━━━━━ Supplied information ━━━━━

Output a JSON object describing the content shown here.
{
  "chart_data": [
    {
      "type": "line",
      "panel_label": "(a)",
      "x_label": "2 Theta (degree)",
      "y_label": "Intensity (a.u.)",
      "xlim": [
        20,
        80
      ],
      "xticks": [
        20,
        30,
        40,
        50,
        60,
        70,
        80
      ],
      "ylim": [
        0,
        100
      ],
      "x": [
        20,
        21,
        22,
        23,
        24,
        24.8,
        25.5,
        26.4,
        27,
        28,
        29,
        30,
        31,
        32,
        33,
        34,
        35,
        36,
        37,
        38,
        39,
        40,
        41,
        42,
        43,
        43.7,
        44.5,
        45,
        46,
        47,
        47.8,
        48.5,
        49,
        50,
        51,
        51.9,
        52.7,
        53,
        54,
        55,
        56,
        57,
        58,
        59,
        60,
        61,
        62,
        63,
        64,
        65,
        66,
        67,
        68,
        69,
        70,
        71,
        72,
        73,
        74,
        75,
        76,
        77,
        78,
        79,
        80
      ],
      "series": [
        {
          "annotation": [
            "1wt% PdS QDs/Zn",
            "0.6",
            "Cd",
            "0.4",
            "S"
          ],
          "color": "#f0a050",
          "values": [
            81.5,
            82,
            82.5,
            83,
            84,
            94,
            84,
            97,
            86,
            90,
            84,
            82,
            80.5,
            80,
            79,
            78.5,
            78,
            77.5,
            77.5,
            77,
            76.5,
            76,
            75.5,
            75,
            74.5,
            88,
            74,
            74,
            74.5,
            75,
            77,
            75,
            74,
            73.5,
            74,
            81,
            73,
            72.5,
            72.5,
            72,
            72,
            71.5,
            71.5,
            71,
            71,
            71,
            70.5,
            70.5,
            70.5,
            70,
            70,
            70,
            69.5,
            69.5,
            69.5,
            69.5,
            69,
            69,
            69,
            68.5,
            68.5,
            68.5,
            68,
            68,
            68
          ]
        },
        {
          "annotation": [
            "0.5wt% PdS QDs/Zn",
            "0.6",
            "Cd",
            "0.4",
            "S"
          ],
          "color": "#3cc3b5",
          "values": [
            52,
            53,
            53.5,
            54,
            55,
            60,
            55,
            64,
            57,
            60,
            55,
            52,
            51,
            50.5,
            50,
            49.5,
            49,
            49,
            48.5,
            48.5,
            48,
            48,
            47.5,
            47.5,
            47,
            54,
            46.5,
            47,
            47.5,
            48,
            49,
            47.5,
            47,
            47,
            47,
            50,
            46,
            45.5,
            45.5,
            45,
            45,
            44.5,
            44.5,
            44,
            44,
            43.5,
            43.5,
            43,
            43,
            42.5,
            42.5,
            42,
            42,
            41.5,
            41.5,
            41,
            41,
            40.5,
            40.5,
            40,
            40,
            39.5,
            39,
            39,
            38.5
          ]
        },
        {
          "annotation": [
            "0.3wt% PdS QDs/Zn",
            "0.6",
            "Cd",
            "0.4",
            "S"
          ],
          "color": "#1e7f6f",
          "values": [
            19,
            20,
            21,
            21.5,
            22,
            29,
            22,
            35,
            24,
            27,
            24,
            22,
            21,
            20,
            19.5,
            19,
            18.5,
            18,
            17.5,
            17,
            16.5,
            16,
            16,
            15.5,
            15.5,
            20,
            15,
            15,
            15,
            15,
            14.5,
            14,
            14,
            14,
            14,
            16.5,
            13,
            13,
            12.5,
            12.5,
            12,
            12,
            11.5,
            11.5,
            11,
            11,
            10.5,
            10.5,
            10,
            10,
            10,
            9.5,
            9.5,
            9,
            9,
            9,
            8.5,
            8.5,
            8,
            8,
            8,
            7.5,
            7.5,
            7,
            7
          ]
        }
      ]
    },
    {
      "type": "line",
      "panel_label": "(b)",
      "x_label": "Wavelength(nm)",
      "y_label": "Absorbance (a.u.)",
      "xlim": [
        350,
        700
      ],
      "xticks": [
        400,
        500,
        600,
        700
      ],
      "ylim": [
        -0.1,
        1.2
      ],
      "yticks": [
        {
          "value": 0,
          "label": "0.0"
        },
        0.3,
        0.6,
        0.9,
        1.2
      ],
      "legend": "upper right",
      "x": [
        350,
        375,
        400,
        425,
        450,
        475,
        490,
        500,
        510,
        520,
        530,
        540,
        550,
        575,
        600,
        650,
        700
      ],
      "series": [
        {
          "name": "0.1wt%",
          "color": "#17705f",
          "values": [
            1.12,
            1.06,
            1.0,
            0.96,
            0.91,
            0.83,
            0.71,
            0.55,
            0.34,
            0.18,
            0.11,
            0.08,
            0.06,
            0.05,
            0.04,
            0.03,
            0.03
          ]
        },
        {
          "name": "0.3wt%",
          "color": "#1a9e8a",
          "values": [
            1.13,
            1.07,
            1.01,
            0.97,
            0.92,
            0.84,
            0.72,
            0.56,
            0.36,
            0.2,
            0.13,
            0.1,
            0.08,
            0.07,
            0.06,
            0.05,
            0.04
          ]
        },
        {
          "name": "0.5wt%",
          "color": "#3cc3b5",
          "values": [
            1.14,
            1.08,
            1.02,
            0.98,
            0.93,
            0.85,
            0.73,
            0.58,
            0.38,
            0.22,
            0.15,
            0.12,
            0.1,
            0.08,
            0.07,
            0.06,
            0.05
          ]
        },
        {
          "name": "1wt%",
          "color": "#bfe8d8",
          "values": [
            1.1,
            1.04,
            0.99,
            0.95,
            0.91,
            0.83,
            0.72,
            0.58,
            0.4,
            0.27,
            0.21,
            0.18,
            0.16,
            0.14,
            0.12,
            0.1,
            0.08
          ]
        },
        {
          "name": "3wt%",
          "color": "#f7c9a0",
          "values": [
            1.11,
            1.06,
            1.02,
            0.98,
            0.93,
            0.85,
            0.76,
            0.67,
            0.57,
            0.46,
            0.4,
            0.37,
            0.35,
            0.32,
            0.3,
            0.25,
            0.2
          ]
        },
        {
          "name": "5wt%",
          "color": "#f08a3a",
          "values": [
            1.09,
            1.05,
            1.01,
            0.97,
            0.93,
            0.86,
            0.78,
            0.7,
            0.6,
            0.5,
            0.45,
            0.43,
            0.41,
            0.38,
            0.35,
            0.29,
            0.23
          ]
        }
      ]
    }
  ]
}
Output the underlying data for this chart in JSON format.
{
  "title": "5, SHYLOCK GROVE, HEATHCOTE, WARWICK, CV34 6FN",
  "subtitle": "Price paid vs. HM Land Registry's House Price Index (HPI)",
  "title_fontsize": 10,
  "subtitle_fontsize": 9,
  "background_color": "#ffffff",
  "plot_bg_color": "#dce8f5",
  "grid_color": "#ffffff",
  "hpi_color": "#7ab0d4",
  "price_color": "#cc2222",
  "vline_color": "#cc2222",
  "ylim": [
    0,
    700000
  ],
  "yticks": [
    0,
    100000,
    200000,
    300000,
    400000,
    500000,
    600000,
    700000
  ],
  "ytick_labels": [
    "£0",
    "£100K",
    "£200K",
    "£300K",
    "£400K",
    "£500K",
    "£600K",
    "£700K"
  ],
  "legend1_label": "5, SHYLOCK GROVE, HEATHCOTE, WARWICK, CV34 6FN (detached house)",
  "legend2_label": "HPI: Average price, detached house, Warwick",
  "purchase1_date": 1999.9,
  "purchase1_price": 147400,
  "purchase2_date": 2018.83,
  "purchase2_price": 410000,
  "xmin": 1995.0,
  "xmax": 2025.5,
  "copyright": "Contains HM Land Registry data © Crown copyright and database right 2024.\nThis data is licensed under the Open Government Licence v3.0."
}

━━━━━

_Directive:_
Extract each entry in full, exactly as given.

_Solved exercise:_
Output a JSON object describing the content shown here.
{
  "chart_data": [
    {
      "type": "line",
      "panel_label": "(a)",
      "x_label": "2 Theta (degree)",
      "y_label": "Intensity (a.u.)",
      "xlim": [
        20,
        80
      ],
      "xticks": [
        20,
        30,
        40,
        50,
        60,
        70,
        80
      ],
      "ylim": [
        0,
        100
      ],
      "x": [
        20,
        21,
        22,
        23,
        24,
        24.8,
        25.5,
        26.4,
        27,
        28,
        29,
        30,
        31,
        32,
        33,
        34,
        35,
        36,
        37,
        38,
        39,
        40,
        41,
        42,
        43,
        43.7,
        44.5,
        45,
        46,
        47,
        47.8,
        48.5,
        49,
        50,
        51,
        51.9,
        52.7,
        53,
        54,
        55,
        56,
        57,
        58,
        59,
        60,
        61,
        62,
        63,
        64,
        65,
        66,
        67,
        68,
        69,
        70,
        71,
        72,
        73,
        74,
        75,
        76,
        77,
        78,
        79,
        80
      ],
      "series": [
        {
          "annotation": [
            "1wt% PdS QDs/Zn",
            "0.6",
            "Cd",
            "0.4",
            "S"
          ],
          "color": "#f0a050",
          "values": [
            81.5,
            82,
            82.5,
            83,
            84,
            94,
            84,
            97,
            86,
            90,
            84,
            82,
            80.5,
            80,
            79,
            78.5,
            78,
            77.5,
            77.5,
            77,
            76.5,
            76,
            75.5,
            75,
            74.5,
            88,
            74,
            74,
            74.5,
            75,
            77,
            75,
            74,
            73.5,
            74,
            81,
            73,
            72.5,
            72.5,
            72,
            72,
            71.5,
            71.5,
            71,
            71,
            71,
            70.5,
            70.5,
            70.5,
            70,
            70,
            70,
            69.5,
            69.5,
            69.5,
            69.5,
            69,
            69,
            69,
            68.5,
            68.5,
            68.5,
            68,
            68,
            68
          ]
        },
        {
          "annotation": [
            "0.5wt% PdS QDs/Zn",
            "0.6",
            "Cd",
            "0.4",
            "S"
          ],
          "color": "#3cc3b5",
          "values": [
            52,
            53,
            53.5,
            54,
            55,
            60,
            55,
            64,
            57,
            60,
            55,
            52,
            51,
            50.5,
            50,
            49.5,
            49,
            49,
            48.5,
            48.5,
            48,
            48,
            47.5,
            47.5,
            47,
            54,
            46.5,
            47,
            47.5,
            48,
            49,
            47.5,
            47,
            47,
            47,
            50,
            46,
            45.5,
            45.5,
            45,
            45,
            44.5,
            44.5,
            44,
            44,
            43.5,
            43.5,
            43,
            43,
            42.5,
            42.5,
            42,
            42,
            41.5,
            41.5,
            41,
            41,
            40.5,
            40.5,
            40,
            40,
            39.5,
            39,
            39,
            38.5
          ]
        },
        {
          "annotation": [
            "0.3wt% PdS QDs/Zn",
            "0.6",
            "Cd",
            "0.4",
            "S"
          ],
          "color": "#1e7f6f",
          "values": [
            19,
            20,
            21,
            21.5,
            22,
            29,
            22,
            35,
            24,
            27,
            24,
            22,
            21,
            20,
            19.5,
            19,
            18.5,
            18,
            17.5,
            17,
            16.5,
            16,
            16,
            15.5,
            15.5,
            20,
            15,
            15,
            15,
            15,
            14.5,
            14,
            14,
            14,
            14,
            16.5,
            13,
            13,
            12.5,
            12.5,
            12,
            12,
            11.5,
            11.5,
            11,
            11,
            10.5,
            10.5,
            10,
            10,
            10,
            9.5,
            9.5,
            9,
            9,
            9,
            8.5,
            8.5,
            8,
            8,
            8,
            7.5,
            7.5,
            7,
            7
          ]
        }
      ]
    },
    {
      "type": "line",
      "panel_label": "(b)",
      "x_label": "Wavelength(nm)",
      "y_label": "Absorbance (a.u.)",
      "xlim": [
        350,
        700
      ],
      "xticks": [
        400,
        500,
        600,
        700
      ],
      "ylim": [
        -0.1,
        1.2
      ],
      "yticks": [
        {
          "value": 0,
          "label": "0.0"
        },
        0.3,
        0.6,
        0.9,
        1.2
      ],
      "legend": "upper right",
      "x": [
        350,
        375,
        400,
        425,
        450,
        475,
        490,
        500,
        510,
        520,
        530,
        540,
        550,
        575,
        600,
        650,
        700
      ],
      "series": [
        {
          "name": "0.1wt%",
          "color": "#17705f",
          "values": [
            1.12,
            1.06,
            1.0,
            0.96,
            0.91,
            0.83,
            0.71,
            0.55,
            0.34,
            0.18,
            0.11,
            0.08,
            0.06,
            0.05,
            0.04,
            0.03,
            0.03
          ]
        },
        {
          "name": "0.3wt%",
          "color": "#1a9e8a",
          "values": [
            1.13,
            1.07,
            1.01,
            0.97,
            0.92,
            0.84,
            0.72,
            0.56,
            0.36,
            0.2,
            0.13,
            0.1,
            0.08,
            0.07,
            0.06,
            0.05,
            0.04
          ]
        },
        {
          "name": "0.5wt%",
          "color": "#3cc3b5",
          "values": [
            1.14,
            1.08,
            1.02,
            0.98,
            0.93,
            0.85,
            0.73,
            0.58,
            0.38,
            0.22,
            0.15,
            0.12,
            0.1,
            0.08,
            0.07,
            0.06,
            0.05
          ]
        },
        {
          "name": "1wt%",
          "color": "#bfe8d8",
          "values": [
            1.1,
            1.04,
            0.99,
            0.95,
            0.91,
            0.83,
            0.72,
            0.58,
            0.4,
            0.27,
            0.21,
            0.18,
            0.16,
            0.14,
            0.12,
            0.1,
            0.08
          ]
        },
        {
          "name": "3wt%",
          "color": "#f7c9a0",
          "values": [
            1.11,
            1.06,
            1.02,
            0.98,
            0.93,
            0.85,
            0.76,
            0.67,
            0.57,
            0.46,
            0.4,
            0.37,
            0.35,
            0.32,
            0.3,
            0.25,
            0.2
          ]
        },
        {
          "name": "5wt%",
          "color": "#f08a3a",
          "values": [
            1.09,
            1.05,
            1.01,
            0.97,
            0.93,
            0.86,
            0.78,
            0.7,
            0.6,
            0.5,
            0.45,
            0.43,
            0.41,
            0.38,
            0.35,
            0.29,
            0.23
          ]
        }
      ]
    }
  ]
}
Output the underlying data for this chart in JSON format.
{
  "title": "5, SHYLOCK GROVE, HEATHCOTE, WARWICK, CV34 6FN",
  "subtitle": "Price paid vs. HM Land Registry's House Price Index (HPI)",
  "title_fontsize": 10,
  "subtitle_fontsize": 9,
  "background_color": "#ffffff",
  "plot_bg_color": "#dce8f5",
  "grid_color": "#ffffff",
  "hpi_color": "#7ab0d4",
  "price_color": "#cc2222",
  "vline_color": "#cc2222",
  "ylim": [
    0,
    700000
  ],
  "yticks": [
    0,
    100000,
    200000,
    300000,
    400000,
    500000,
    600000,
    700000
  ],
  "ytick_labels": [
    "£0",
    "£100K",
    "£200K",
    "£300K",
    "£400K",
    "£500K",
    "£600K",
    "£700K"
  ],
  "legend1_label": "5, SHYLOCK GROVE, HEATHCOTE, WARWICK, CV34 6FN (detached house)",
  "legend2_label": "HPI: Average price, detached house, Warwick",
  "purchase1_date": 1999.9,
  "purchase1_price": 147400,
  "purchase2_date": 2018.83,
  "purchase2_price": 410000,
  "xmin": 1995.0,
  "xmax": 2025.5,
  "copyright": "Contains HM Land Registry data © Crown copyright and database right 2024.\nThis data is licensed under the Open Government Licence v3.0."
}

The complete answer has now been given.